■ **PROBLEM REQUIREMENTS**
Send back the entries below exactly as they appear.

Extracts from a graphics dataset

>>>

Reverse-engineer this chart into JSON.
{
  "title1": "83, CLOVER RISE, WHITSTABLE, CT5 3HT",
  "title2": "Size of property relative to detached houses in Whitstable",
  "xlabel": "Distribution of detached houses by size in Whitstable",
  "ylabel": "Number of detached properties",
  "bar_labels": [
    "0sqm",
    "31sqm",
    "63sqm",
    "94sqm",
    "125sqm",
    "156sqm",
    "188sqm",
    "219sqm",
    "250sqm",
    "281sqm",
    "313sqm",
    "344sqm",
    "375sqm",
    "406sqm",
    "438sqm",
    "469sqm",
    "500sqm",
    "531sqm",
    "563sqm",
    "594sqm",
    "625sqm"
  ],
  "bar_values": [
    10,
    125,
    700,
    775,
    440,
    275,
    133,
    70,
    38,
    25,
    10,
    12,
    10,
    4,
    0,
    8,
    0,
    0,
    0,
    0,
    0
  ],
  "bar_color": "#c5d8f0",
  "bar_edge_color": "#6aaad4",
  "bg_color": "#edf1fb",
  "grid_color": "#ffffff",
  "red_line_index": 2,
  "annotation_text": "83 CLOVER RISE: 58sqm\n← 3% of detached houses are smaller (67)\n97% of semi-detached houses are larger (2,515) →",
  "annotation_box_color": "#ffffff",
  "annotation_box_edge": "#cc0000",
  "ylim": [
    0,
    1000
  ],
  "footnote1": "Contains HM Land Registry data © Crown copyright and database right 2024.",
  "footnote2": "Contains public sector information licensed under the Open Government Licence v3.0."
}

<<<

■ **PROBLEM SOLUTION**
Reverse-engineer this chart into JSON.
{
  "title1": "83, CLOVER RISE, WHITSTABLE, CT5 3HT",
  "title2": "Size of property relative to detached houses in Whitstable",
  "xlabel": "Distribution of detached houses by size in Whitstable",
  "ylabel": "Number of detached properties",
  "bar_labels": [
    "0sqm",
    "31sqm",
    "63sqm",
    "94sqm",
    "125sqm",
    "156sqm",
    "188sqm",
    "219sqm",
    "250sqm",
    "281sqm",
    "313sqm",
    "344sqm",
    "375sqm",
    "406sqm",
    "438sqm",
    "469sqm",
    "500sqm",
    "531sqm",
    "563sqm",
    "594sqm",
    "625sqm"
  ],
  "bar_values": [
    10,
    125,
    700,
    775,
    440,
    275,
    133,
    70,
    38,
    25,
    10,
    12,
    10,
    4,
    0,
    8,
    0,
    0,
    0,
    0,
    0
  ],
  "bar_color": "#c5d8f0",
  "bar_edge_color": "#6aaad4",
  "bg_color": "#edf1fb",
  "grid_color": "#ffffff",
  "red_line_index": 2,
  "annotation_text": "83 CLOVER RISE: 58sqm\n← 3% of detached houses are smaller (67)\n97% of semi-detached houses are larger (2,515) →",
  "annotation_box_color": "#ffffff",
  "annotation_box_edge": "#cc0000",
  "ylim": [
    0,
    1000
  ],
  "footnote1": "Contains HM Land Registry data © Crown copyright and database right 2024.",
  "footnote2": "Contains public sector information licensed under the Open Government Licence v3.0."
}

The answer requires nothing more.